# Texte à lire:
■ ■ ■ ■ ■ ■ ■

Quand tu vois un joueur qui a la possibilité de se retirer après avoir gagné un Super Bowl – et c’est rare que cela arrive –, c’est comme un conte de fées qui se réalise.

Avec toutes les blessures que Peyton Manning a subies au cours de sa carrière, il ne faut pas être surpris de l’annonce d’aujourd’hui. Il a rendu sa décision publique à ce moment parce que la nouvelle année de la NFL va commencer dans les prochains jours et Manning allait compter pour 19 millions $ sur la masse salariale des Broncos.

Peyton Manning a toujours été un joueur que j’ai aimé regarder. On dit souvent que le football est un jeu d’échecs, mais avec lui, c’était à un autre niveau. J’ai toujours aimé ce côté cérébral, ses façons de faire à la ligne de mêlée et ses manières de se préparer. En tant qu’amateur, c’était quelque chose que j’aimais beaucoup regarder.

Le nouveau retraité a livré un point de presse impressionnant. J’invite ceux qui ne l’ont pas vu à le regarder. On a vu dans le point de presse les raisons qui expliquent pourquoi il a joué pendant aussi longtemps et pourquoi il a eu autant de succès. C’était clair que son amour pour le football est élevé et que c’est important pour lui. Et ça, c’est la base de tout grand joueur.

Quand tu es en amour avec ton sport et que c’est important pour toi, tu te concentres là-dessus et tu n’as pas peur de faire des heures supplémentaires. S’il y a bien une position au football que tu espères qu’un joueur soit comme ça, c’est à la position de quart-arrière, celle qui demande le plus de préparation.

■ ■ ■ ■ ■ ■ ■

# Données:
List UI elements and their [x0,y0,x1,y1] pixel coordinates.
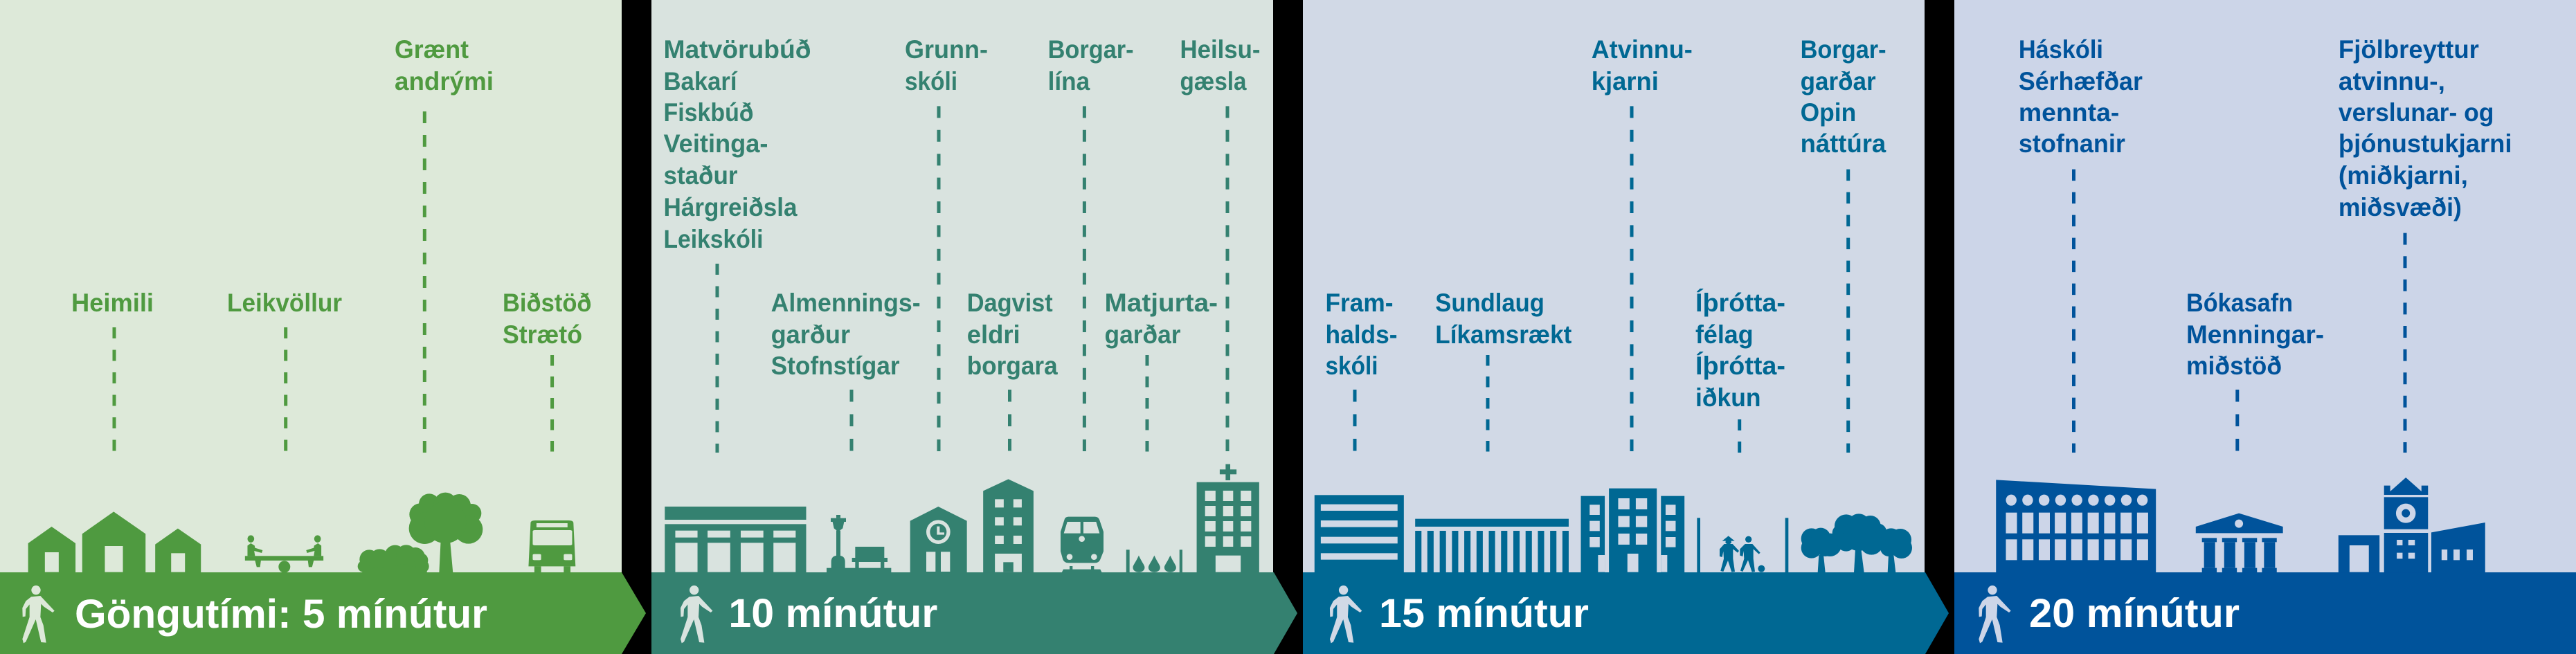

■ ■ ■ ■ ■ ■ ■

# Énoncé:
Reproduisez intégralement le texte sur la retraite de Peyton Manning, sans y changer un seul mot. Les lignes ne sont d'aucune utilité ici.

# Solution:
Quand tu vois un joueur qui a la possibilité de se retirer après avoir gagné un Super Bowl – et c’est rare que cela arrive –, c’est comme un conte de fées qui se réalise.

Avec toutes les blessures que Peyton Manning a subies au cours de sa carrière, il ne faut pas être surpris de l’annonce d’aujourd’hui. Il a rendu sa décision publique à ce moment parce que la nouvelle année de la NFL va commencer dans les prochains jours et Manning allait compter pour 19 millions $ sur la masse salariale des Broncos.

Peyton Manning a toujours été un joueur que j’ai aimé regarder. On dit souvent que le football est un jeu d’échecs, mais avec lui, c’était à un autre niveau. J’ai toujours aimé ce côté cérébral, ses façons de faire à la ligne de mêlée et ses manières de se préparer. En tant qu’amateur, c’était quelque chose que j’aimais beaucoup regarder.

Le nouveau retraité a livré un point de presse impressionnant. J’invite ceux qui ne l’ont pas vu à le regarder. On a vu dans le point de presse les raisons qui expliquent pourquoi il a joué pendant aussi longtemps et pourquoi il a eu autant de succès. C’était clair que son amour pour le football est élevé et que c’est important pour lui. Et ça, c’est la base de tout grand joueur.

Quand tu es en amour avec ton sport et que c’est important pour toi, tu te concentres là-dessus et tu n’as pas peur de faire des heures supplémentaires. S’il y a bien une position au football que tu espères qu’un joueur soit comme ça, c’est à la position de quart-arrière, celle qui demande le plus de préparation.